(Stored records)
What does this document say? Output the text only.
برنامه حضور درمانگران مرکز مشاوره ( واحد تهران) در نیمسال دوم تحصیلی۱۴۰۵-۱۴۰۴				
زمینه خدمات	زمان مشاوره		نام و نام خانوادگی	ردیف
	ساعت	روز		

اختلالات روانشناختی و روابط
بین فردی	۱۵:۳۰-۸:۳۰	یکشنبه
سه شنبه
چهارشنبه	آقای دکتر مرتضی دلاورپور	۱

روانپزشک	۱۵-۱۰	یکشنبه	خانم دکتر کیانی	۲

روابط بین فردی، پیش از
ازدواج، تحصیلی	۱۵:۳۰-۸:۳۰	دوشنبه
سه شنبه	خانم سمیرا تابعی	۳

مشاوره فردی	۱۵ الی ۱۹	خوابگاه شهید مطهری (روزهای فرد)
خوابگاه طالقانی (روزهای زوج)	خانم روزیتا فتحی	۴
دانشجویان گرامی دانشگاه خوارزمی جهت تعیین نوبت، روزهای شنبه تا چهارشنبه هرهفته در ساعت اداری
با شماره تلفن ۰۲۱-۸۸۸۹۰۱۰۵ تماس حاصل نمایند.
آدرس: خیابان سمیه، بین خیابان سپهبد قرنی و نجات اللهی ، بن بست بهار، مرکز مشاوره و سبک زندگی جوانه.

TASK GOAL:
Reproduce all the records precisely.

FULL SOLUTION:
What does this document say? Output the text only.
برنامه حضور درمانگران مرکز مشاوره ( واحد تهران) در نیمسال دوم تحصیلی۱۴۰۵-۱۴۰۴				
زمینه خدمات	زمان مشاوره		نام و نام خانوادگی	ردیف
	ساعت	روز		

اختلالات روانشناختی و روابط
بین فردی	۱۵:۳۰-۸:۳۰	یکشنبه
سه شنبه
چهارشنبه	آقای دکتر مرتضی دلاورپور	۱

روانپزشک	۱۵-۱۰	یکشنبه	خانم دکتر کیانی	۲

روابط بین فردی، پیش از
ازدواج، تحصیلی	۱۵:۳۰-۸:۳۰	دوشنبه
سه شنبه	خانم سمیرا تابعی	۳

مشاوره فردی	۱۵ الی ۱۹	خوابگاه شهید مطهری (روزهای فرد)
خوابگاه طالقانی (روزهای زوج)	خانم روزیتا فتحی	۴
دانشجویان گرامی دانشگاه خوارزمی جهت تعیین نوبت، روزهای شنبه تا چهارشنبه هرهفته در ساعت اداری
با شماره تلفن ۰۲۱-۸۸۸۹۰۱۰۵ تماس حاصل نمایند.
آدرس: خیابان سمیه، بین خیابان سپهبد قرنی و نجات اللهی ، بن بست بهار، مرکز مشاوره و سبک زندگی جوانه.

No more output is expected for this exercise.